Rows from a figure dataset:
· · · ·
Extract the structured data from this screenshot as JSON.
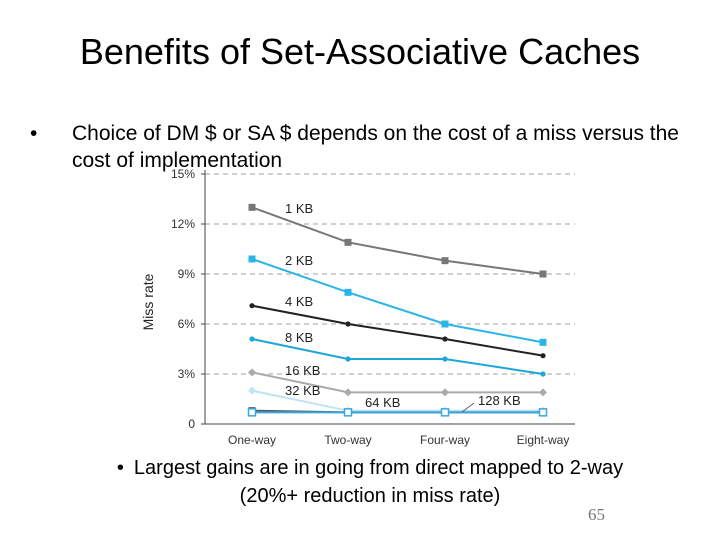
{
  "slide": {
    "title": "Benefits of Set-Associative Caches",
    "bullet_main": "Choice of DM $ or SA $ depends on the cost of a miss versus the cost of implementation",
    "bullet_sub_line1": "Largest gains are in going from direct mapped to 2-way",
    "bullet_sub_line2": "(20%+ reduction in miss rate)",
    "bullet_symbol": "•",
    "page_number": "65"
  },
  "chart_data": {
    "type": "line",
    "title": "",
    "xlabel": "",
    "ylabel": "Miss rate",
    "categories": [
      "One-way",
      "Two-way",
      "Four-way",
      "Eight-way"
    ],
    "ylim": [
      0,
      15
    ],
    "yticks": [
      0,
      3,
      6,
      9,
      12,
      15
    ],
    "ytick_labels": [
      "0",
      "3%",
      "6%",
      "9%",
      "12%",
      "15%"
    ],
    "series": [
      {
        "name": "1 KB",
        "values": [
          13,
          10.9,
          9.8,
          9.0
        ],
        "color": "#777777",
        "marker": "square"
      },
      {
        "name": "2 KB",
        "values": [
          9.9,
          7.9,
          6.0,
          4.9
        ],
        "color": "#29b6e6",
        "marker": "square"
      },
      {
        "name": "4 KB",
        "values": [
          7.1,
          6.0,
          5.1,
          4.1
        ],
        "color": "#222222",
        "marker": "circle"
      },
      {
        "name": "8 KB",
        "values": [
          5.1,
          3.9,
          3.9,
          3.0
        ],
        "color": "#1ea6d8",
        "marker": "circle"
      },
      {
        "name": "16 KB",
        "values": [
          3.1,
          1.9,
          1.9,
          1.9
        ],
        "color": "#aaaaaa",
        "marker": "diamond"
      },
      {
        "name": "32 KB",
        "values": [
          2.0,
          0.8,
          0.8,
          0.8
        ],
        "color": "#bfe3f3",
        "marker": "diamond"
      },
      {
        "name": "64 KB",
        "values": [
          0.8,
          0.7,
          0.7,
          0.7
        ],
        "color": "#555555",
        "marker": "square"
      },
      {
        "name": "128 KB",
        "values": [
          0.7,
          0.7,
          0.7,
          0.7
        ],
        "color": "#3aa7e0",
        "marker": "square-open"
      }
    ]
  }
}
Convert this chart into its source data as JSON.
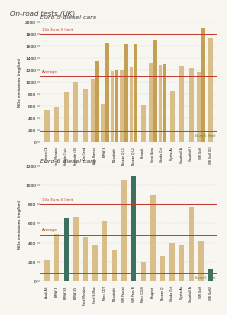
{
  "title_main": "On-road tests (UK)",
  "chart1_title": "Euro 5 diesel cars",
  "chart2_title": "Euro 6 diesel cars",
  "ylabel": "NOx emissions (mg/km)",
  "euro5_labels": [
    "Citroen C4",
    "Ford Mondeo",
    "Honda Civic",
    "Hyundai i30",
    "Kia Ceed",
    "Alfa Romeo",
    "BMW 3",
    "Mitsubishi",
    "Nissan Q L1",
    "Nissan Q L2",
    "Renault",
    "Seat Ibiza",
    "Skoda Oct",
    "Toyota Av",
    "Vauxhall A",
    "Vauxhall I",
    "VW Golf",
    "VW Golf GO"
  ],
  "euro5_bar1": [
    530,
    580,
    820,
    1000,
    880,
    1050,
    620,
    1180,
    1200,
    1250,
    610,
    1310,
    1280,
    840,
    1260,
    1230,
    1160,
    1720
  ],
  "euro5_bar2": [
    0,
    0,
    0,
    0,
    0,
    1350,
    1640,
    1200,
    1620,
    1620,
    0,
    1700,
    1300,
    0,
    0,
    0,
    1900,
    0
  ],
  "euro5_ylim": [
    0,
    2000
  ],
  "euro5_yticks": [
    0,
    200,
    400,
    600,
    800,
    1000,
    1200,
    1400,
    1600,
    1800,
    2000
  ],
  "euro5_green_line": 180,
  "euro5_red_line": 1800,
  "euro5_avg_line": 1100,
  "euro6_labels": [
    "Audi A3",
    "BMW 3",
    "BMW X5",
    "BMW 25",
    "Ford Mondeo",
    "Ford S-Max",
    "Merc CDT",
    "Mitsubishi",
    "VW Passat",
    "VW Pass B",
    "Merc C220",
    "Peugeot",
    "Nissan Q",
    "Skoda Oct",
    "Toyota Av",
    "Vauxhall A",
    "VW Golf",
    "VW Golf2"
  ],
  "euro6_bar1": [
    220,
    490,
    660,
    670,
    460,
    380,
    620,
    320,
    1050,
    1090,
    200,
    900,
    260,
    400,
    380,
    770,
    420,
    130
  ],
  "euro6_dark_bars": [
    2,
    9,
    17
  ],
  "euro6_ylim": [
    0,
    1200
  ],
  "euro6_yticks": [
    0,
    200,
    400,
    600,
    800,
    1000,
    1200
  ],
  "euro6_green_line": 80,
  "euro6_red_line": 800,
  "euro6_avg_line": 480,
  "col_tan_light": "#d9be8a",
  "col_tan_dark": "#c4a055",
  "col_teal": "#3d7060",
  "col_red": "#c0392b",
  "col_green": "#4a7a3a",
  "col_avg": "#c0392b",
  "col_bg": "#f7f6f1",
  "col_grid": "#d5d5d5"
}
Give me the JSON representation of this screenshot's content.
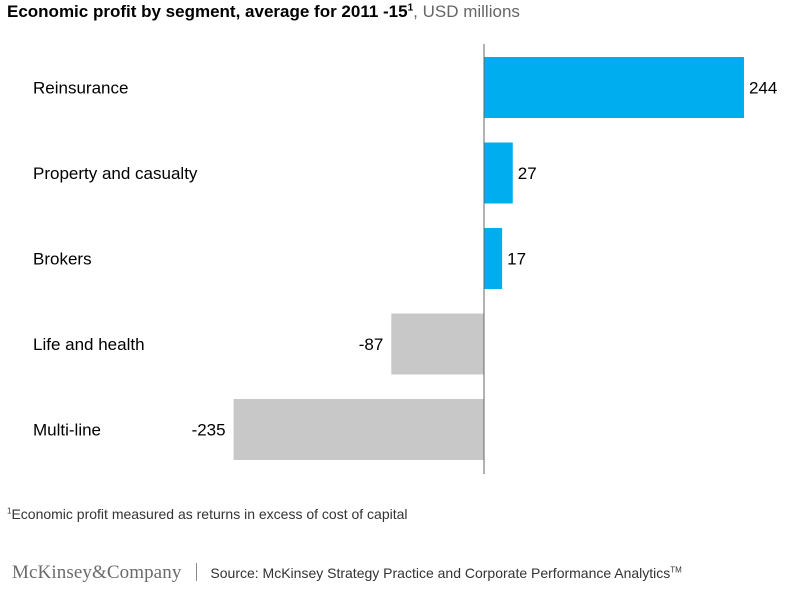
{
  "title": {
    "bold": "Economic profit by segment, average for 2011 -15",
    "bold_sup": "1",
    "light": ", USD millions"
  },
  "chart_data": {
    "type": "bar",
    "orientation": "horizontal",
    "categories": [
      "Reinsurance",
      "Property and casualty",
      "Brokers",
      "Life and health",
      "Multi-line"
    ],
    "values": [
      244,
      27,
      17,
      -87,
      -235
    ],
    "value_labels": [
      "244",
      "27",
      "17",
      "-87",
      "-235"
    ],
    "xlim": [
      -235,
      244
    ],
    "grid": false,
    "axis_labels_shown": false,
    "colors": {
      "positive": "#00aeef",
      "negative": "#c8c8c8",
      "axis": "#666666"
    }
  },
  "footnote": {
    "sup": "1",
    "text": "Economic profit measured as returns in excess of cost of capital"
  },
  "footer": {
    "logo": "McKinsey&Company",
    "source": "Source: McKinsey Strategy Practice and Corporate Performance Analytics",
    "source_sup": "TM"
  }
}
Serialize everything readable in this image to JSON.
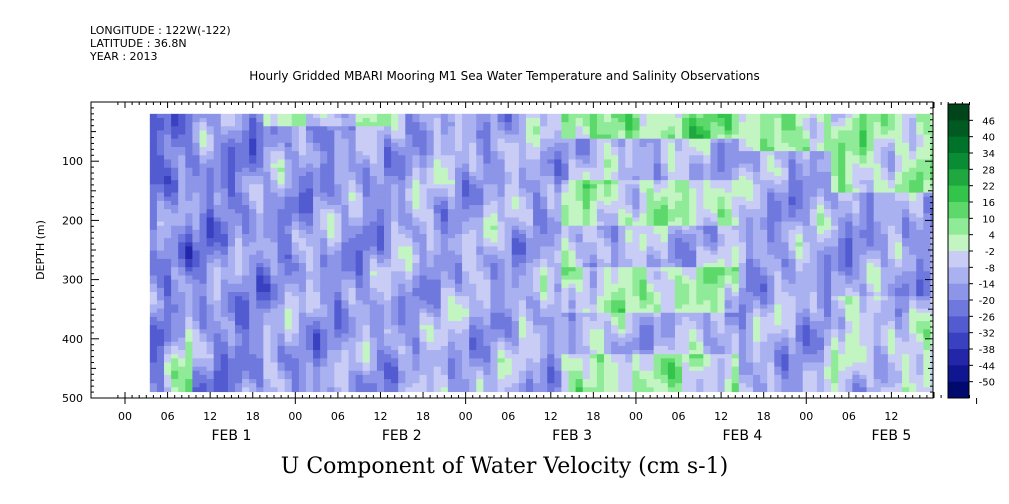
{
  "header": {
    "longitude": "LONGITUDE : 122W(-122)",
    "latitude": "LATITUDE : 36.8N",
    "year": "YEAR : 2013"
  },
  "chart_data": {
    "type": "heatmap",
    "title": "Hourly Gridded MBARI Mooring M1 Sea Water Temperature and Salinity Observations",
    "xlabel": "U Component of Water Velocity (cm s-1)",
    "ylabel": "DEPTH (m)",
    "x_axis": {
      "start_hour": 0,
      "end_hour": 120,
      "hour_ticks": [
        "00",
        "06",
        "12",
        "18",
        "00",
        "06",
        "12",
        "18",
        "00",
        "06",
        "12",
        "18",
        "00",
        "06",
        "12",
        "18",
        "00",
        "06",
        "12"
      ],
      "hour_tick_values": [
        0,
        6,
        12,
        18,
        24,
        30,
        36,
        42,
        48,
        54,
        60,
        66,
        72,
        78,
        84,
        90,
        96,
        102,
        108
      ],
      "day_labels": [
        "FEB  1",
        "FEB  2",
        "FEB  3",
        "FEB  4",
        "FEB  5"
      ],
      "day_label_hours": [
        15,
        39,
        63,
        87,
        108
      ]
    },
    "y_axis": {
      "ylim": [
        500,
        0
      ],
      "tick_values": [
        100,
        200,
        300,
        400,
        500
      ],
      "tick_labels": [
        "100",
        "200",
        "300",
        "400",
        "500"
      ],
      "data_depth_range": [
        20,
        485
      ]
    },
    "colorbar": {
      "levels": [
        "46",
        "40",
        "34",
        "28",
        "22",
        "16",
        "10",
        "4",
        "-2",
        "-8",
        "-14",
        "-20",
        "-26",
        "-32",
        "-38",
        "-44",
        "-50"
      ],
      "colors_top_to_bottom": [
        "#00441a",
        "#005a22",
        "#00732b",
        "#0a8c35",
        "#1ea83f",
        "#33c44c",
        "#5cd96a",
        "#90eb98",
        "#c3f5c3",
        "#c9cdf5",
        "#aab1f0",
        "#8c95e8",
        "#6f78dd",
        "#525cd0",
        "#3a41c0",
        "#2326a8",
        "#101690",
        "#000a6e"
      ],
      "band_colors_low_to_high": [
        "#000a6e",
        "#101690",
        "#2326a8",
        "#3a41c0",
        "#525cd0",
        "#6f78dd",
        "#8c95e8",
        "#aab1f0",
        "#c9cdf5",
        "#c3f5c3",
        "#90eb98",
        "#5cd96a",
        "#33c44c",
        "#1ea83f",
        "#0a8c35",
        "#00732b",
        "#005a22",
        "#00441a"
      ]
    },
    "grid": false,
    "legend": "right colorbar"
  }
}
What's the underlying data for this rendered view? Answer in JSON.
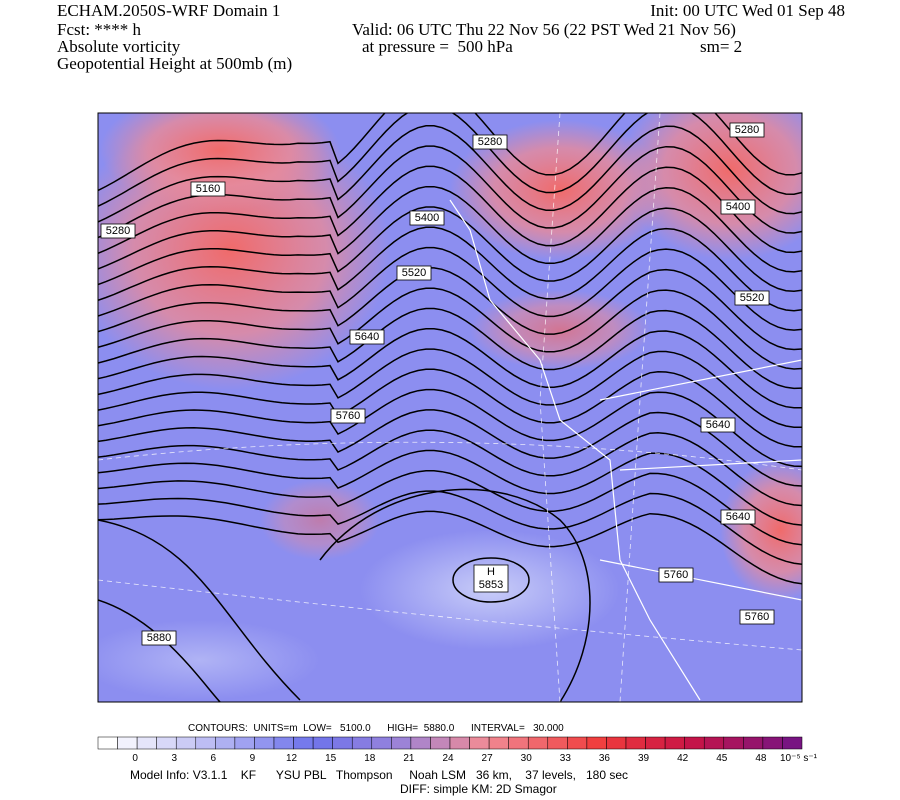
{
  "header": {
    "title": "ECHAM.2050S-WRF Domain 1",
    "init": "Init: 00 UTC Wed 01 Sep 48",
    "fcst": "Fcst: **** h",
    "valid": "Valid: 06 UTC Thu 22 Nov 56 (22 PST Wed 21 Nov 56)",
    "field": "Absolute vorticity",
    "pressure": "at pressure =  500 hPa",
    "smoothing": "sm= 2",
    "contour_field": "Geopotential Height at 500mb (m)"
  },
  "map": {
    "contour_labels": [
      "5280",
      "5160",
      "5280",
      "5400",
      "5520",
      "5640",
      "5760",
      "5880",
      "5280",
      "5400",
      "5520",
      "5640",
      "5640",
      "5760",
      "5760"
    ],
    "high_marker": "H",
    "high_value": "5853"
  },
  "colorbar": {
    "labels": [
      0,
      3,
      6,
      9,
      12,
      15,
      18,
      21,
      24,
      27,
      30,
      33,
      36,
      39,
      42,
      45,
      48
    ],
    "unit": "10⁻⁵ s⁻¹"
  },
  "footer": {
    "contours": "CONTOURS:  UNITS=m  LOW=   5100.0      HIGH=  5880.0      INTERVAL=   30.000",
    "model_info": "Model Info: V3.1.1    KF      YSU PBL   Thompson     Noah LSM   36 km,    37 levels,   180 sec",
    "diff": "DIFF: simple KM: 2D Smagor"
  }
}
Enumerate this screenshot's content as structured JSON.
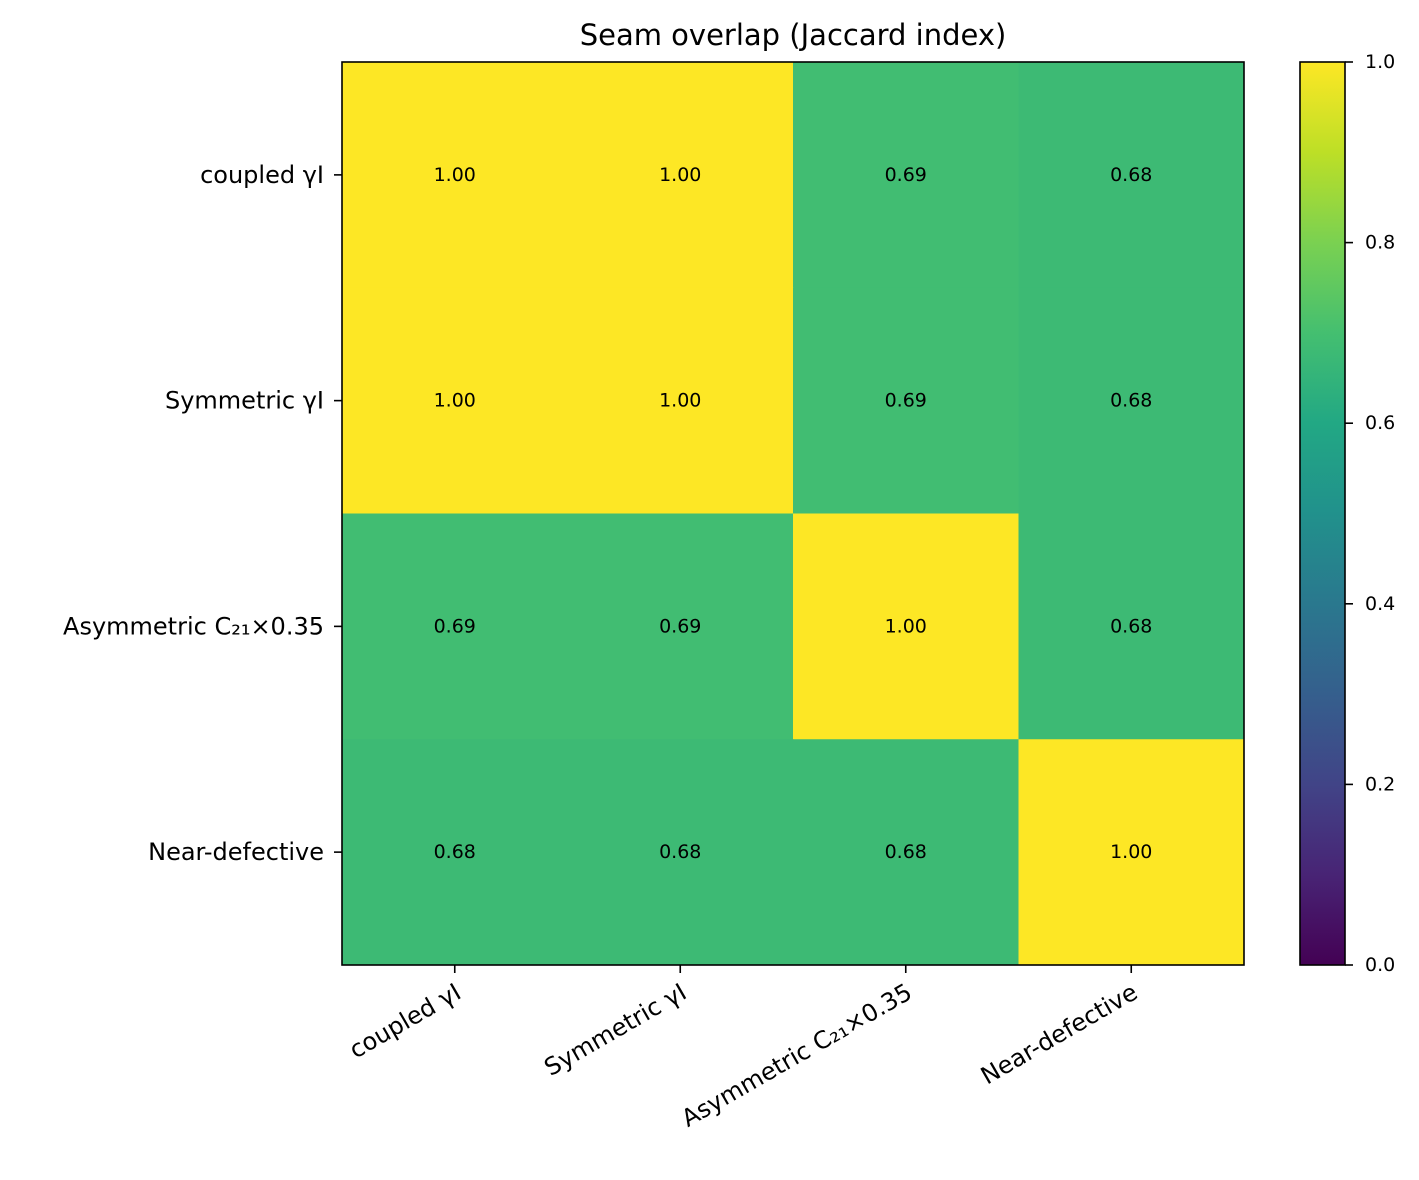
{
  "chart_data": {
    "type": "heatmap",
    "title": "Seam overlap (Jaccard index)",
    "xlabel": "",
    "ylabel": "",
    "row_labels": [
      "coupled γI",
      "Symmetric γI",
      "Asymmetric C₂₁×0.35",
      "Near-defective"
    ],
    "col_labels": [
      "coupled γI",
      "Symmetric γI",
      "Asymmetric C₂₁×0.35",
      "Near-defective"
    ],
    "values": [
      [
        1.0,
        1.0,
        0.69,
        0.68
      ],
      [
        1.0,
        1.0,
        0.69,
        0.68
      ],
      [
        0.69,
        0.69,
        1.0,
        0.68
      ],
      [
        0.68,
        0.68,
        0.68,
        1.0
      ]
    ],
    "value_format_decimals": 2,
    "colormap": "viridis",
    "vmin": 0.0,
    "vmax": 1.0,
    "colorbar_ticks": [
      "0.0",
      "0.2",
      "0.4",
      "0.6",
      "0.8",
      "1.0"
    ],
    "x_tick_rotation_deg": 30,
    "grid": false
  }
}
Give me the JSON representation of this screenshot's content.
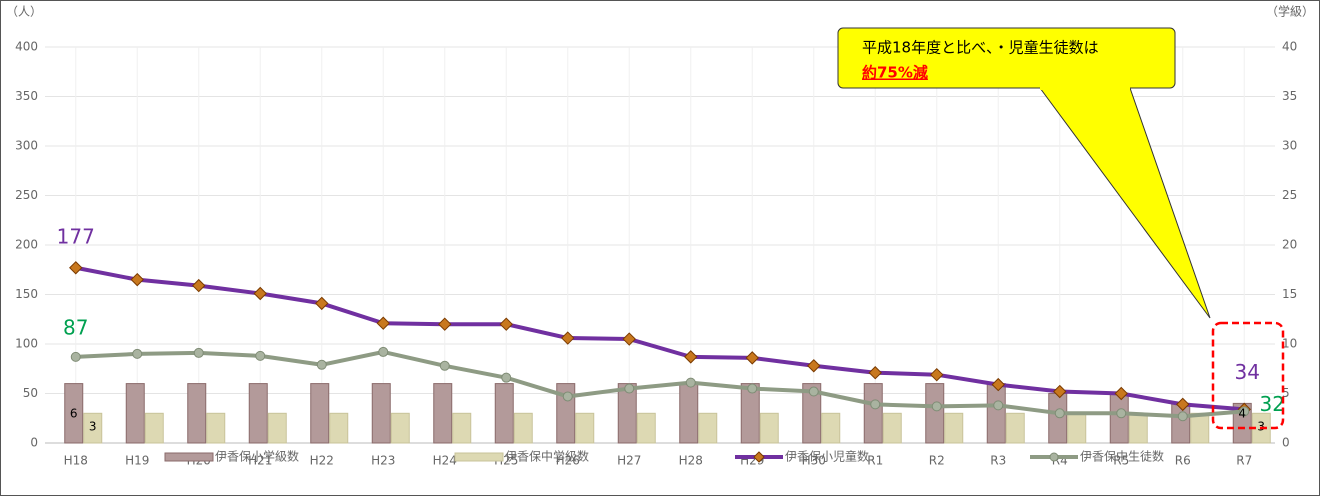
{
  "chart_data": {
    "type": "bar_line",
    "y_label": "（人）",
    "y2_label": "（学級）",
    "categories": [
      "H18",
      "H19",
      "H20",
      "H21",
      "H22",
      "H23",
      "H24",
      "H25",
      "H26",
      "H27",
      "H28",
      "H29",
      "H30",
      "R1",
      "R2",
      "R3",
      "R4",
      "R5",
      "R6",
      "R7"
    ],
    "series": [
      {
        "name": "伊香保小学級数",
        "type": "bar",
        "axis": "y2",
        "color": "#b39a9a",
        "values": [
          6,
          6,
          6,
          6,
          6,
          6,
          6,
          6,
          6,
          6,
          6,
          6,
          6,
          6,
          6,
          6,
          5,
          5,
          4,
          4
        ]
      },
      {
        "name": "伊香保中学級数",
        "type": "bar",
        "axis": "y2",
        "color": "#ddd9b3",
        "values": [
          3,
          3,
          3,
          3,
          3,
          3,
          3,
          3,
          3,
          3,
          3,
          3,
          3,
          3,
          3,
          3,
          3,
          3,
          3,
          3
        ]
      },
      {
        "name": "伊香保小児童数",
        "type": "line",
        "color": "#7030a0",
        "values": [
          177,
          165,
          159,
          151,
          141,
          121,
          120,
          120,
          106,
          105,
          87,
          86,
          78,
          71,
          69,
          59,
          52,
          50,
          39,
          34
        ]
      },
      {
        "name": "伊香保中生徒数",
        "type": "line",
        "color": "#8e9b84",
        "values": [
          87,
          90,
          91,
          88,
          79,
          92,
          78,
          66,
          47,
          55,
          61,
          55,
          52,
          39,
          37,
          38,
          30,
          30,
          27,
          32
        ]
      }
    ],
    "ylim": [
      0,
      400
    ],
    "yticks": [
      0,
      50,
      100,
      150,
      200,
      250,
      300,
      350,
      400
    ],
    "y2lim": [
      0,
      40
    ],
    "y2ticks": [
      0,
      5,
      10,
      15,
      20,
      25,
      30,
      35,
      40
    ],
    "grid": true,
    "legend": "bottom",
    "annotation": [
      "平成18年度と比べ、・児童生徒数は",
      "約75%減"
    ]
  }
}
· · · ·
> _What the task requires_:
Look over the material above and show each line where "JSON" appears.

> _Written response_:
Extract the structured data from this screenshot as JSON.
Convert this chart into its source data as JSON.
Give me the JSON representation of this screenshot's content.
Serialize everything readable in this image to JSON.
What's the underlying data for this rendered view? Answer in JSON.
Enumerate this screenshot's content as structured JSON.
Give me the JSON representation of this screenshot's content.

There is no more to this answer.